▶ _出典文書_:
◇ ◇ ◇ ◇

Saille / Gnosis
ベルギーのシンフォニックブラックメタルバンドによる4作目フルレングス。
安定したそつのないシンフォニックブラックを聴かせてくれることで定評のあるバンドです。
前作から少し王道からずれたアヴァンギャルドでスペーシーな音使いを使いだし、ホラー映画のような世界観を構築、この辺りはCarach Angrenに通じるものがあります。
そして今作は、そのホラー要素をさらに大仰にしています。
そのため、それこそフィルムスコア的華美さが伴っているので前作以上に賛否があるかと思いますが、前作は叩き台だったんだなと思えるほどに今作の完成度は高いです。
初期にあった王道シンフォブラックのトレモロによる吹雪自体は減退していますが、トレモロで描き出す暗黒の空気はより増大、これは新加入のギタリストによる貢献ですね。
ブリザードのトレモロも、前作よりは戻っており、前作で見せた暗黒ブラックとの折衷で聴かせてくれます。

◇ ◇ ◇ ◇

▶ _小問 1_:
次の(a)〜(c)がGnosisのレビューの内容と合っているかを、それぞれ「はい」か「いいえ」で答えよ。判断の決め手となる本文の言葉も、そのまま引用して添えること。
(a) 本作はバンドの4作目のフルレングスである。
(b) 本作では、前作に比べてホラー要素が抑えられている。
(c) トレモロで描かれる暗黒の空気が増したのは、新加入のボーカリストの貢献である。
▶ _小問 2_:
Gnosisのレビューを、最後の文の後から書き継げ。

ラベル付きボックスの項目
◇ ◇ ◇ ◇

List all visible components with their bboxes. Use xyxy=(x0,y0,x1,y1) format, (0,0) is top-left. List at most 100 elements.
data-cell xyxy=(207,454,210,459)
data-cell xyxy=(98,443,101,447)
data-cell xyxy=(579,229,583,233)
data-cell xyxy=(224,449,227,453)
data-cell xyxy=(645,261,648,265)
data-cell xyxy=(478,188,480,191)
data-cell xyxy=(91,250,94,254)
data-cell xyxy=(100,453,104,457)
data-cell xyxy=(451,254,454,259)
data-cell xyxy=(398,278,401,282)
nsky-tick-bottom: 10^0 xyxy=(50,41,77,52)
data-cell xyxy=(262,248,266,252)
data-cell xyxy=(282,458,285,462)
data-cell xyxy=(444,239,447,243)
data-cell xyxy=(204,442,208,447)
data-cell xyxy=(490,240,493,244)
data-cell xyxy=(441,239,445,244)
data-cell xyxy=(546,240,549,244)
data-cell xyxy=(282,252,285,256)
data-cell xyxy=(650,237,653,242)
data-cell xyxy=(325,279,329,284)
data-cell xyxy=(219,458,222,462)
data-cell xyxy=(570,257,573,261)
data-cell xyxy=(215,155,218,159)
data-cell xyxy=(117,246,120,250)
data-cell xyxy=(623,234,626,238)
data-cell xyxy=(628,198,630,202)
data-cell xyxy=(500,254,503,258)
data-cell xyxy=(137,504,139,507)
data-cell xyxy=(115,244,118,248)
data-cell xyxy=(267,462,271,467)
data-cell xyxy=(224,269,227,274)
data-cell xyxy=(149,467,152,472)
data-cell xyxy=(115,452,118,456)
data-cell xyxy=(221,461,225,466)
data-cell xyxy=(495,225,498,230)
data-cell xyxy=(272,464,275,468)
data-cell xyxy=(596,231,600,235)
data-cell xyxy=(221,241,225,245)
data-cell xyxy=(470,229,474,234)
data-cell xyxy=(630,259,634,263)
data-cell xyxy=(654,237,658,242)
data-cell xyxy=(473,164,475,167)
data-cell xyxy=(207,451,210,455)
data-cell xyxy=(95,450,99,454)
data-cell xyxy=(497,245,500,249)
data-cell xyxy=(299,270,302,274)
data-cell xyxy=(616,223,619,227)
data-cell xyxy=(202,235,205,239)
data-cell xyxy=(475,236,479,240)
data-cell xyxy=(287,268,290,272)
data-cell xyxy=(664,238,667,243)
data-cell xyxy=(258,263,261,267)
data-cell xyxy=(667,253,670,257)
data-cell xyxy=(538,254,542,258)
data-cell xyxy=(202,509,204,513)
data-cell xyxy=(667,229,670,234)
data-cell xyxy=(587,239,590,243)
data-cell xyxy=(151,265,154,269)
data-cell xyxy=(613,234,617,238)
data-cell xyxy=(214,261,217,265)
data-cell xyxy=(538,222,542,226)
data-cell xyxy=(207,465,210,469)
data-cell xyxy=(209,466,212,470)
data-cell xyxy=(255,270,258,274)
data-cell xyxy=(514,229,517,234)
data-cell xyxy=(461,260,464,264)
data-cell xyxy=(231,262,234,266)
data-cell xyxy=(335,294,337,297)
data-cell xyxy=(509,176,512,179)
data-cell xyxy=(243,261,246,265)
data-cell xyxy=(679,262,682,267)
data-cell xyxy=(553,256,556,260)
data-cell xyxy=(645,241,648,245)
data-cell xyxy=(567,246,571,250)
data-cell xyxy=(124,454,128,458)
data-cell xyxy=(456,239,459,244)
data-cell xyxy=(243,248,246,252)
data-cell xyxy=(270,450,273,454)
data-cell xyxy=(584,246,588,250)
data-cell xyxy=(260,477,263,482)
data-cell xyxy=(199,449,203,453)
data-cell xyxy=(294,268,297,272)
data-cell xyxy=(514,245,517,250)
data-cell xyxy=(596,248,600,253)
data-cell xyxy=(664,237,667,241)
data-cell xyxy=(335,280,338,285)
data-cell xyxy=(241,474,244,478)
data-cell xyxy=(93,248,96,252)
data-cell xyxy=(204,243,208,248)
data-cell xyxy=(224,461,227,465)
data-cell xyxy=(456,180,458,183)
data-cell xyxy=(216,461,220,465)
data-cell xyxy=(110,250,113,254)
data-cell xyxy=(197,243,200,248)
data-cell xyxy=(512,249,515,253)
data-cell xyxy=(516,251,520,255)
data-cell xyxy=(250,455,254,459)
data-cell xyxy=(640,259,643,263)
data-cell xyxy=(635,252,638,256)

◇ ◇ ◇ ◇

▶ _解答 1_:
(a) はい。「ベルギーのシンフォニックブラックメタルバンドによる4作目フルレングス。」
(b) いいえ。「そして今作は、そのホラー要素をさらに大仰にしています。」
(c) いいえ。「これは新加入のギタリストによる貢献ですね。」

▶ _解答 2_:
不気味なシンセフレーズに被さる形で展開していくM-1“Benei Ha'Elohim”で何かを召喚する儀式のような妖しさを伴いつつ、寒々しいブラックメタルであるM-2“Pandemonium Gathers”やM-6“Prometheus”でシンプルに疾走していきます。
近年のMayhem的なM-7“Thou,My Maker”やDimmu Borgir的な麗しさと妖しさをまとったM-3“Blot”で多彩さを見せつけておいてからのM-9“1904 Era Vulgaris”の大爆走ブラックの絶頂感で幕を下ろす構成はなかなかのもの。
そつのない安定した作品であるのは相変わらず。
質の高いシンフォニックブラックを聴きたい方にはお薦めしやすいのも相変わらずですね。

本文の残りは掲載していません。